Filter these entries, keeping only lines that hold the word "ruby".

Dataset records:
_____

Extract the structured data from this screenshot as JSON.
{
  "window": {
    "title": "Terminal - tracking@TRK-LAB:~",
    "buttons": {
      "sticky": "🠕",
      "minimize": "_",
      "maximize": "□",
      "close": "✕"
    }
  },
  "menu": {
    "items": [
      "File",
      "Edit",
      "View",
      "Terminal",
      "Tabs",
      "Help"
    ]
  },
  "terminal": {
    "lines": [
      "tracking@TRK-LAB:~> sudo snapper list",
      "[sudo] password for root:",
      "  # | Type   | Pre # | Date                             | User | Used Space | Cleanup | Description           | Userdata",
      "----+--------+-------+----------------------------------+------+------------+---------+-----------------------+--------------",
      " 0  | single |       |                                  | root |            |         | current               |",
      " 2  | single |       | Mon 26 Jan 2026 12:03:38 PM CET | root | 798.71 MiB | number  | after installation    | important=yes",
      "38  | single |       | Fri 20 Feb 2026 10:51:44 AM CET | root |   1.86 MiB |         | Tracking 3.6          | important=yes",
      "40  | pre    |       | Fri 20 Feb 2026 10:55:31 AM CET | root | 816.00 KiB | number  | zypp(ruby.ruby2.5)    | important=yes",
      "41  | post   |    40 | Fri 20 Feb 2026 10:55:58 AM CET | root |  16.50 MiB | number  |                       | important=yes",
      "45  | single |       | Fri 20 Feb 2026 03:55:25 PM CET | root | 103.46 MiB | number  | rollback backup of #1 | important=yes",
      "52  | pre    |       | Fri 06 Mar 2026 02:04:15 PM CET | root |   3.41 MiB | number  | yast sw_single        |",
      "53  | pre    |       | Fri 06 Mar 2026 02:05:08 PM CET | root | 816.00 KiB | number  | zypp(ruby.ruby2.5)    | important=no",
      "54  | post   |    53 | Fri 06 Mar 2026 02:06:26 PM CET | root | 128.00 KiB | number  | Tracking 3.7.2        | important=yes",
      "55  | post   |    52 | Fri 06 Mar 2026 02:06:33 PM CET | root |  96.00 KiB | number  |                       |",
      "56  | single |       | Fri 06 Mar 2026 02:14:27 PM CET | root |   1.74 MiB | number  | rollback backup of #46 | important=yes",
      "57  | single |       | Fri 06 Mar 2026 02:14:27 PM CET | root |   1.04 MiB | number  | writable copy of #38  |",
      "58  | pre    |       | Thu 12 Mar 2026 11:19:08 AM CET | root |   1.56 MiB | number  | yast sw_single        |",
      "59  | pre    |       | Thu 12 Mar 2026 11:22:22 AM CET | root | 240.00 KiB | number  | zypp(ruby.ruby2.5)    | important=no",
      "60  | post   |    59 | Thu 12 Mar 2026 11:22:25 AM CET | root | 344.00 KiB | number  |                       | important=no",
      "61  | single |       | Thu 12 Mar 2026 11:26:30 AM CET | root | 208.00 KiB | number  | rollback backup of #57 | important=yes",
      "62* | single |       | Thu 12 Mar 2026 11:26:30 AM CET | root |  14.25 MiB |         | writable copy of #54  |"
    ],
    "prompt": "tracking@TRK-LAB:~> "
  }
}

_____

# ANSWER FOR THE TASK:
      "40  | pre    |       | Fri 20 Feb 2026 10:55:31 AM CET | root | 816.00 KiB | number  | zypp(ruby.ruby2.5)    | important=yes",
      "53  | pre    |       | Fri 06 Mar 2026 02:05:08 PM CET | root | 816.00 KiB | number  | zypp(ruby.ruby2.5)    | important=no",
      "59  | pre    |       | Thu 12 Mar 2026 11:22:22 AM CET | root | 240.00 KiB | number  | zypp(ruby.ruby2.5)    | important=no",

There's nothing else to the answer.